- _Record list_:
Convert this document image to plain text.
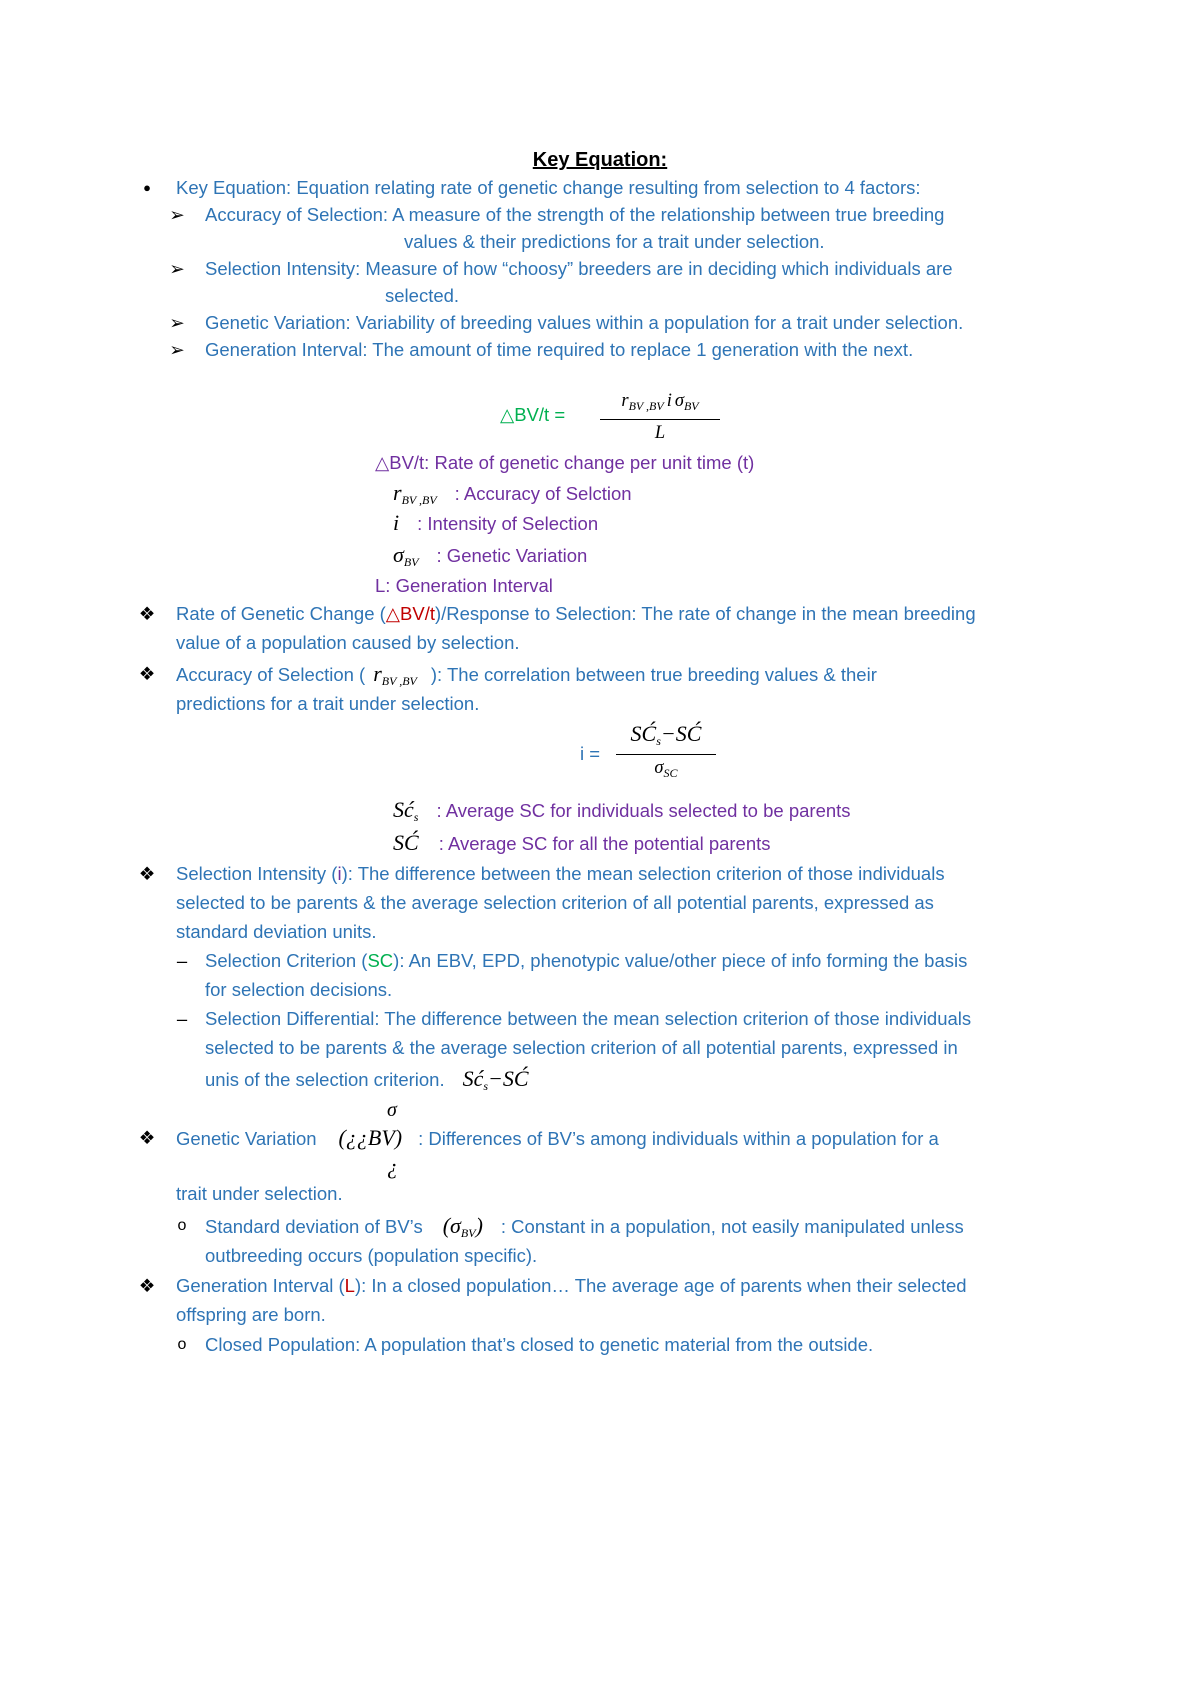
Key Equation:
●	Key Equation: Equation relating rate of genetic change resulting from selection to 4 factors:
➢ Accuracy of Selection: A measure of the strength of the relationship between true breeding
values & their predictions for a trait under selection.
➢ Selection Intensity: Measure of how “choosy” breeders are in deciding which individuals are
selected.
➢ Genetic Variation: Variability of breeding values within a population for a trait under selection.
➢ Generation Interval: The amount of time required to replace 1 generation with the next.
△BV/t =
$r_{BV ,BV}$ i $\sigma_{BV}$
L
△BV/t: Rate of genetic change per unit time (t)
$r_{BV ,BV}$ : Accuracy of Selction
i : Intensity of Selection
$\sigma_{BV}$ : Genetic Variation
L: Generation Interval
❖ Rate of Genetic Change (△BV/t)/Response to Selection: The rate of change in the mean breeding
value of a population caused by selection.
❖ Accuracy of Selection ( $r_{BV ,BV}$ ): The correlation between true breeding values & their
predictions for a trait under selection.
i =
$SĆ_s-SĆ$
$\sigma_{SC}$
$Sć_s$ : Average SC for individuals selected to be parents
SĆ : Average SC for all the potential parents
❖ Selection Intensity (i): The difference between the mean selection criterion of those individuals
selected to be parents & the average selection criterion of all potential parents, expressed as
standard deviation units.
– Selection Criterion (SC): An EBV, EPD, phenotypic value/other piece of info forming the basis
for selection decisions.
– Selection Differential: The difference between the mean selection criterion of those individuals
selected to be parents & the average selection criterion of all potential parents, expressed in
unis of the selection criterion. $Sć_s-SĆ$
σ
❖ Genetic Variation (¿¿BV) : Differences of BV’s among individuals within a population for a
¿
trait under selection.
o Standard deviation of BV’s $(\sigma_{BV})$ : Constant in a population, not easily manipulated unless
outbreeding occurs (population specific).
❖ Generation Interval (L): In a closed population… The average age of parents when their selected
offspring are born.
o Closed Population: A population that’s closed to genetic material from the outside.
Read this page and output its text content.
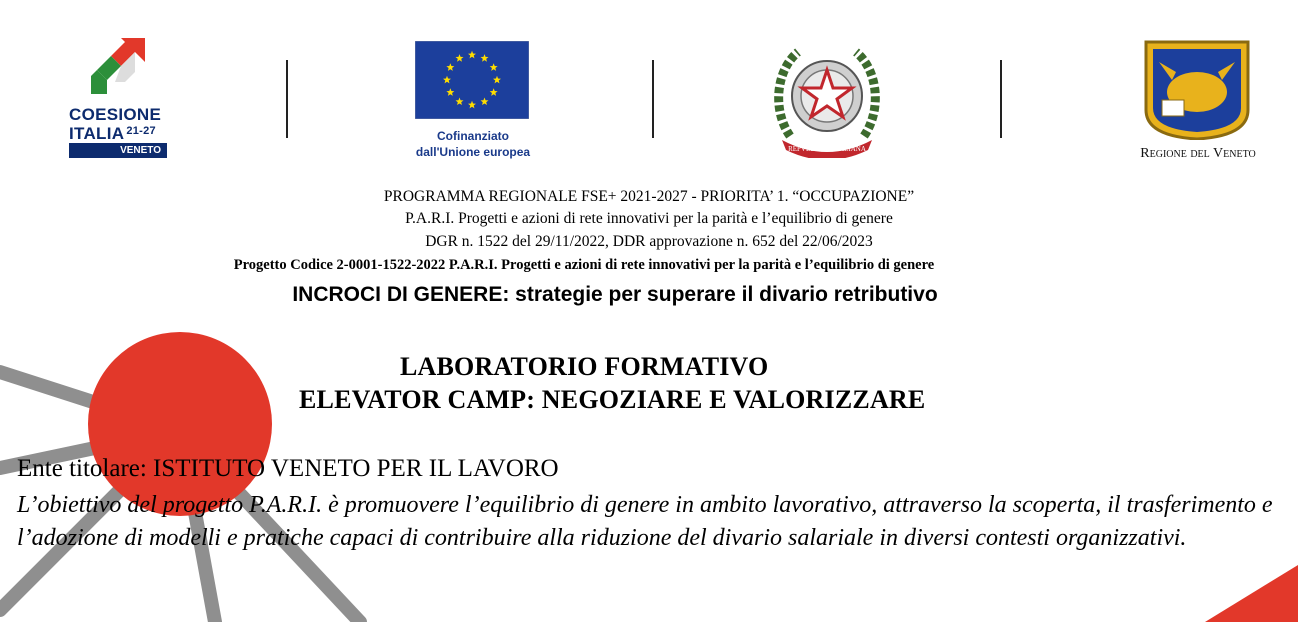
COESIONE
ITALIA $^{21-27}$
VENETO
Cofinanziato
dall'Unione europea	REPVBBLICA ITALIANA	Regione del Veneto
PROGRAMMA REGIONALE FSE+ 2021-2027 - PRIORITA’ 1. “OCCUPAZIONE”
P.A.R.I. Progetti e azioni di rete innovativi per la parità e l’equilibrio di genere
DGR n. 1522 del 29/11/2022, DDR approvazione n. 652 del 22/06/2023
Progetto Codice 2-0001-1522-2022 P.A.R.I. Progetti e azioni di rete innovativi per la parità e l’equilibrio di genere
INCROCI DI GENERE: strategie per superare il divario retributivo
LABORATORIO FORMATIVO
ELEVATOR CAMP: NEGOZIARE E VALORIZZARE
Ente titolare: ISTITUTO VENETO PER IL LAVORO
L’obiettivo del progetto P.A.R.I. è promuovere l’equilibrio di genere in ambito lavorativo, attraverso la scoperta, il trasferimento e l’adozione di modelli e pratiche capaci di contribuire alla riduzione del divario salariale in diversi contesti organizzativi.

- _Directions_:
Restate each entry word for word, leaving out any pictures.

- _Exercise answer_:
Convert this document image to plain text.
Key Equation:
●	Key Equation: Equation relating rate of genetic change resulting from selection to 4 factors:
➢ Accuracy of Selection: A measure of the strength of the relationship between true breeding
values & their predictions for a trait under selection.
➢ Selection Intensity: Measure of how “choosy” breeders are in deciding which individuals are
selected.
➢ Genetic Variation: Variability of breeding values within a population for a trait under selection.
➢ Generation Interval: The amount of time required to replace 1 generation with the next.
△BV/t =
$r_{BV ,BV}$ i $\sigma_{BV}$
L
△BV/t: Rate of genetic change per unit time (t)
$r_{BV ,BV}$ : Accuracy of Selction
i : Intensity of Selection
$\sigma_{BV}$ : Genetic Variation
L: Generation Interval
❖ Rate of Genetic Change (△BV/t)/Response to Selection: The rate of change in the mean breeding
value of a population caused by selection.
❖ Accuracy of Selection ( $r_{BV ,BV}$ ): The correlation between true breeding values & their
predictions for a trait under selection.
i =
$SĆ_s-SĆ$
$\sigma_{SC}$
$Sć_s$ : Average SC for individuals selected to be parents
SĆ : Average SC for all the potential parents
❖ Selection Intensity (i): The difference between the mean selection criterion of those individuals
selected to be parents & the average selection criterion of all potential parents, expressed as
standard deviation units.
– Selection Criterion (SC): An EBV, EPD, phenotypic value/other piece of info forming the basis
for selection decisions.
– Selection Differential: The difference between the mean selection criterion of those individuals
selected to be parents & the average selection criterion of all potential parents, expressed in
unis of the selection criterion. $Sć_s-SĆ$
σ
❖ Genetic Variation (¿¿BV) : Differences of BV’s among individuals within a population for a
¿
trait under selection.
o Standard deviation of BV’s $(\sigma_{BV})$ : Constant in a population, not easily manipulated unless
outbreeding occurs (population specific).
❖ Generation Interval (L): In a closed population… The average age of parents when their selected
offspring are born.
o Closed Population: A population that’s closed to genetic material from the outside.
Read this page and output its text content.
COESIONE
ITALIA $^{21-27}$
VENETO
Cofinanziato
dall'Unione europea	REPVBBLICA ITALIANA	Regione del Veneto
PROGRAMMA REGIONALE FSE+ 2021-2027 - PRIORITA’ 1. “OCCUPAZIONE”
P.A.R.I. Progetti e azioni di rete innovativi per la parità e l’equilibrio di genere
DGR n. 1522 del 29/11/2022, DDR approvazione n. 652 del 22/06/2023
Progetto Codice 2-0001-1522-2022 P.A.R.I. Progetti e azioni di rete innovativi per la parità e l’equilibrio di genere
INCROCI DI GENERE: strategie per superare il divario retributivo
LABORATORIO FORMATIVO
ELEVATOR CAMP: NEGOZIARE E VALORIZZARE
Ente titolare: ISTITUTO VENETO PER IL LAVORO
L’obiettivo del progetto P.A.R.I. è promuovere l’equilibrio di genere in ambito lavorativo, attraverso la scoperta, il trasferimento e l’adozione di modelli e pratiche capaci di contribuire alla riduzione del divario salariale in diversi contesti organizzativi.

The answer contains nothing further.